===== DOCUMENT

Four H’s and the Work of Building Culture
Strong cultures are shaped by how people are seen, heard, and connected. Inspired by the New England Patriots and Mike Vrabel’s Four H’s, this piece explores what intentional culture building can look like in educator systems, from grade level teams to summer professional learning.
I recently came across a clip about head coach Mike Vrabel. Born in LA and raised as a Raider fan in the 80s, anything related to the New England Patriots usually gets an immediate side eye from me, (the infamous 2002 snow game still lives rent free in my head). Loyalties aside, the team-building practice he described was worth a closer look.
Vrabel introduced an activity called the Four H’s, a strategy he brought over from his time with the Cleveland Browns:
History: Where you come from and what shaped you
Heroes: The people who influenced who you are today
Heartbreak: Experiences of loss, challenge, or struggle
Hope: What you are working toward and what you believe is possible
Players were invited to share the parts of their lives that shaped who they are. These conversations created space for connection, trust, and shared understanding. They bonded over stories like identifying their parents as their heroes and the navigating the challenges of fatherhood. Seeing each other beyond their positions on the field, strengthened how they showed up together. Now, they’ll be playing in the Super Bowl. Regardless of who you’re rooting for (Go Seahawks), there are lessons we can all apply from this approach.
What the Four H’s Teach Us About Culture and Design
Culture becomes stronger when it is intentionally designed through structures that invite meaning and shared experience. In education, the work is complex and layered. District leaders and site administrators are often balancing systemwide priorities, accountability demands, and long term improvement efforts, while teachers and support staff are navigating daily instructional decisions, student needs, and the realities of the classroom. Each role holds a critical piece of the work, shaped by different pressures and time horizons.
Sustained progress requires teams to unite around shared understanding, clear priorities, and consistent ways of working. When educators are aligned in what matters most, how decisions are made, and how success is defined, systems become more coherent. That coherence allows initiatives to move from intention to practice and supports teams in doing the work together.
Belonging grows through shared structure.
The Four H’s offer a consistent way to be seen and heard. When reflective practices are built into how teams meet and work together, belonging becomes part of the system. Over time, this creates environments where educators feel valued across roles and contexts.

==========
===== ENTRIES PROVIDED

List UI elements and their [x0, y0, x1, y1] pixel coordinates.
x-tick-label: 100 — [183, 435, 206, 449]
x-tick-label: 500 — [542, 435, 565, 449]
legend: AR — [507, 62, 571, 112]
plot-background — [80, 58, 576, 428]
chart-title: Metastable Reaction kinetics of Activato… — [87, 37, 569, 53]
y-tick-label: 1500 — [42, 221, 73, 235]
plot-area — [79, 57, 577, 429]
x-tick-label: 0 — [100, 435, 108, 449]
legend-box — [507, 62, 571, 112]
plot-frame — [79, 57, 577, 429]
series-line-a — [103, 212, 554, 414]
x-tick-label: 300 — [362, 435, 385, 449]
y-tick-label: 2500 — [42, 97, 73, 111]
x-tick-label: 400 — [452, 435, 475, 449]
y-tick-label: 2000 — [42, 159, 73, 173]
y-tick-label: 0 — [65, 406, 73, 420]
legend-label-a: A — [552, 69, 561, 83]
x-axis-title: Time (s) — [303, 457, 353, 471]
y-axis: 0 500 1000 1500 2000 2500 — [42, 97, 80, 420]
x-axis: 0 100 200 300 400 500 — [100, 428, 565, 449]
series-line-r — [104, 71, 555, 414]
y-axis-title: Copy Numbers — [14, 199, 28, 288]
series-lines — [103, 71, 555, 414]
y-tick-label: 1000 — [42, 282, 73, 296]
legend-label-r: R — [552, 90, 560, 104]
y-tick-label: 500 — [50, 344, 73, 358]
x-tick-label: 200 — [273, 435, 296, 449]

==========

* TO DO *
[1] Using the article on the Four H's, decide whether each statement agrees with it, answering yes or no and quoting the words that settle it: (a) Vrabel picked up the Four H's activity during his time with the Cleveland Browns. (b) The writer grew up as a fan of the New England Patriots. (c) The article says belonging grows through individual effort alone.
[2] Render this sentence from the article on the Four H's in Spanish: "The Four H’s offer a consistent way to be seen and heard."
[3] Reproduce the passage of the article on the Four H's word for word, starting with "The Four H’s offer" and going on through "roles and contexts.".

* SOLUTIONS TO THE PROBLEMS *
[1]
(a) Yes: "a strategy he brought over from his time with the Cleveland Browns"
(b) No: "raised as a Raider fan in the 80s"
(c) No: "Belonging grows through shared structure."

[2] Las Cuatro H ofrecen una forma constante de ser vistos y escuchados.

[3]
The Four H’s offer a consistent way to be seen and heard. When reflective practices are built into how teams meet and work together, belonging becomes part of the system. Over time, this creates environments where educators feel valued across roles and contexts.